▶ **Input**:
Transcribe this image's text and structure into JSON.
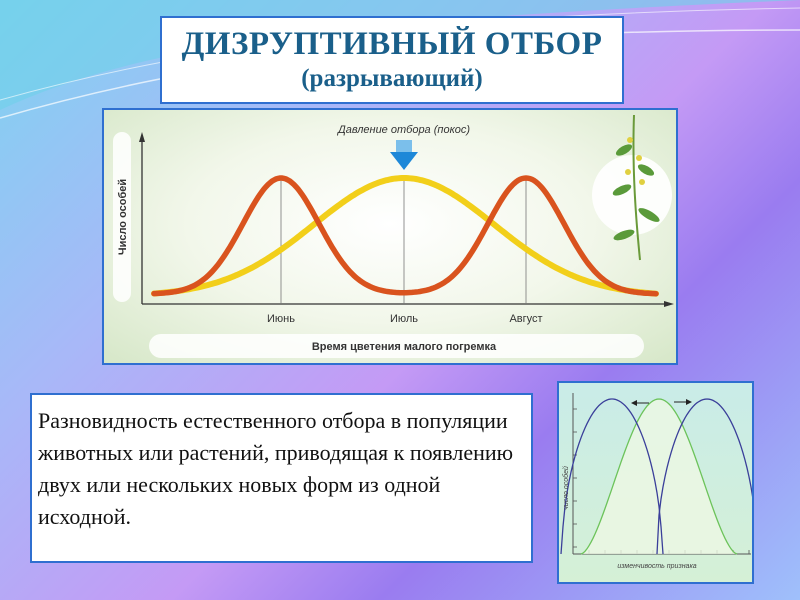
{
  "title": {
    "main": "ДИЗРУПТИВНЫЙ ОТБОР",
    "sub": "(разрывающий)"
  },
  "description": "Разновидность естественного отбора в популяции животных или растений, приводящая к появлению двух или нескольких новых форм из одной исходной.",
  "colors": {
    "border": "#2f6fd0",
    "title": "#1a5f8a",
    "red_curve": "#d9531e",
    "yellow_curve": "#f2cf1a",
    "blue_curve": "#3a3f9a",
    "green_curve": "#6cc35a",
    "arrow": "#1e88d8"
  },
  "chart_data": [
    {
      "type": "line",
      "annotation": "Давление отбора (покос)",
      "ylabel": "Число особей",
      "xlabel": "Время цветения малого погремка",
      "categories": [
        "Июнь",
        "Июль",
        "Август"
      ],
      "series": [
        {
          "color": "red",
          "peaks": [
            "Июнь",
            "Август"
          ]
        },
        {
          "color": "yellow",
          "peaks": [
            "Июль"
          ]
        }
      ],
      "arrow_icon": "down-arrow-icon",
      "image": "plant-illustration"
    },
    {
      "type": "line",
      "ylabel": "число особей",
      "xlabel": "изменчивость признака",
      "series": [
        {
          "color": "blue",
          "peaks": [
            "left",
            "right"
          ]
        },
        {
          "color": "green",
          "peaks": [
            "center"
          ]
        }
      ],
      "arrows": [
        "left-arrow-icon",
        "right-arrow-icon"
      ]
    }
  ]
}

▶ **What to produce**:
Reproduce all the entries that precede this task, word for word, minus any pictures.

▶ **Response to the task**:
Transcribe this image's text and structure into JSON.
{
  "title": {
    "main": "ДИЗРУПТИВНЫЙ ОТБОР",
    "sub": "(разрывающий)"
  },
  "description": "Разновидность естественного отбора в популяции животных или растений, приводящая к появлению двух или нескольких новых форм из одной исходной.",
  "colors": {
    "border": "#2f6fd0",
    "title": "#1a5f8a",
    "red_curve": "#d9531e",
    "yellow_curve": "#f2cf1a",
    "blue_curve": "#3a3f9a",
    "green_curve": "#6cc35a",
    "arrow": "#1e88d8"
  },
  "chart_data": [
    {
      "type": "line",
      "annotation": "Давление отбора (покос)",
      "ylabel": "Число особей",
      "xlabel": "Время цветения малого погремка",
      "categories": [
        "Июнь",
        "Июль",
        "Август"
      ],
      "series": [
        {
          "color": "red",
          "peaks": [
            "Июнь",
            "Август"
          ]
        },
        {
          "color": "yellow",
          "peaks": [
            "Июль"
          ]
        }
      ],
      "arrow_icon": "down-arrow-icon",
      "image": "plant-illustration"
    },
    {
      "type": "line",
      "ylabel": "число особей",
      "xlabel": "изменчивость признака",
      "series": [
        {
          "color": "blue",
          "peaks": [
            "left",
            "right"
          ]
        },
        {
          "color": "green",
          "peaks": [
            "center"
          ]
        }
      ],
      "arrows": [
        "left-arrow-icon",
        "right-arrow-icon"
      ]
    }
  ]
}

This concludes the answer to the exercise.